* Problem description: The records should be written out in full, with nothing altered.

(Items listed in a dataset)
------------

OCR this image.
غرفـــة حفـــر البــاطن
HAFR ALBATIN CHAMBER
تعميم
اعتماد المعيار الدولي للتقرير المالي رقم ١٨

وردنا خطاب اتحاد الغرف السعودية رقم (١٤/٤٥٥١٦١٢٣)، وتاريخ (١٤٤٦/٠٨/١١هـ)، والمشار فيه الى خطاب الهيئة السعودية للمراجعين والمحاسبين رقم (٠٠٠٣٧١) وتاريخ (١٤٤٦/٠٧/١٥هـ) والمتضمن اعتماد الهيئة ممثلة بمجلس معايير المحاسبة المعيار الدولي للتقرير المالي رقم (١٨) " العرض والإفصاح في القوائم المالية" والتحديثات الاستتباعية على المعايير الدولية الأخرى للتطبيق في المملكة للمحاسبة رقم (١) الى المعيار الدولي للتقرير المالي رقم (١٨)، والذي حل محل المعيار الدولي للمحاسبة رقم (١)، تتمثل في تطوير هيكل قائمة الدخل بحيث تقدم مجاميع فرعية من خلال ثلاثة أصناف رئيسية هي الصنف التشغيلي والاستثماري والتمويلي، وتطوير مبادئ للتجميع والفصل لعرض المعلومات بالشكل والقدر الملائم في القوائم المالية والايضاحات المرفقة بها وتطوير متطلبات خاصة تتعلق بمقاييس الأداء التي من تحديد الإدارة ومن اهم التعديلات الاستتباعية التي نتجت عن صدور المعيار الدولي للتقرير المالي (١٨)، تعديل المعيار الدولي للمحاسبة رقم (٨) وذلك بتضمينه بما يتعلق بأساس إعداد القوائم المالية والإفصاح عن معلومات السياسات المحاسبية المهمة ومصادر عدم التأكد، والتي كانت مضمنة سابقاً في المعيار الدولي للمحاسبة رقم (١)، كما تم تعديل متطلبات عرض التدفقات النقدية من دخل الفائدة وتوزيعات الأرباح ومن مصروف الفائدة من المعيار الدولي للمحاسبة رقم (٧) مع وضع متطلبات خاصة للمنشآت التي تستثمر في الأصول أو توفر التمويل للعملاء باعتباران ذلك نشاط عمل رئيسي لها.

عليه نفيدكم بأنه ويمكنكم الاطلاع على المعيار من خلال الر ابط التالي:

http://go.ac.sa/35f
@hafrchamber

------------

* Exercise answer:
OCR this image.
غرفـــة حفـــر البــاطن
HAFR ALBATIN CHAMBER
تعميم
اعتماد المعيار الدولي للتقرير المالي رقم ١٨

وردنا خطاب اتحاد الغرف السعودية رقم (١٤/٤٥٥١٦١٢٣)، وتاريخ (١٤٤٦/٠٨/١١هـ)، والمشار فيه الى خطاب الهيئة السعودية للمراجعين والمحاسبين رقم (٠٠٠٣٧١) وتاريخ (١٤٤٦/٠٧/١٥هـ) والمتضمن اعتماد الهيئة ممثلة بمجلس معايير المحاسبة المعيار الدولي للتقرير المالي رقم (١٨) " العرض والإفصاح في القوائم المالية" والتحديثات الاستتباعية على المعايير الدولية الأخرى للتطبيق في المملكة للمحاسبة رقم (١) الى المعيار الدولي للتقرير المالي رقم (١٨)، والذي حل محل المعيار الدولي للمحاسبة رقم (١)، تتمثل في تطوير هيكل قائمة الدخل بحيث تقدم مجاميع فرعية من خلال ثلاثة أصناف رئيسية هي الصنف التشغيلي والاستثماري والتمويلي، وتطوير مبادئ للتجميع والفصل لعرض المعلومات بالشكل والقدر الملائم في القوائم المالية والايضاحات المرفقة بها وتطوير متطلبات خاصة تتعلق بمقاييس الأداء التي من تحديد الإدارة ومن اهم التعديلات الاستتباعية التي نتجت عن صدور المعيار الدولي للتقرير المالي (١٨)، تعديل المعيار الدولي للمحاسبة رقم (٨) وذلك بتضمينه بما يتعلق بأساس إعداد القوائم المالية والإفصاح عن معلومات السياسات المحاسبية المهمة ومصادر عدم التأكد، والتي كانت مضمنة سابقاً في المعيار الدولي للمحاسبة رقم (١)، كما تم تعديل متطلبات عرض التدفقات النقدية من دخل الفائدة وتوزيعات الأرباح ومن مصروف الفائدة من المعيار الدولي للمحاسبة رقم (٧) مع وضع متطلبات خاصة للمنشآت التي تستثمر في الأصول أو توفر التمويل للعملاء باعتباران ذلك نشاط عمل رئيسي لها.

عليه نفيدكم بأنه ويمكنكم الاطلاع على المعيار من خلال الر ابط التالي:

http://go.ac.sa/35f
@hafrchamber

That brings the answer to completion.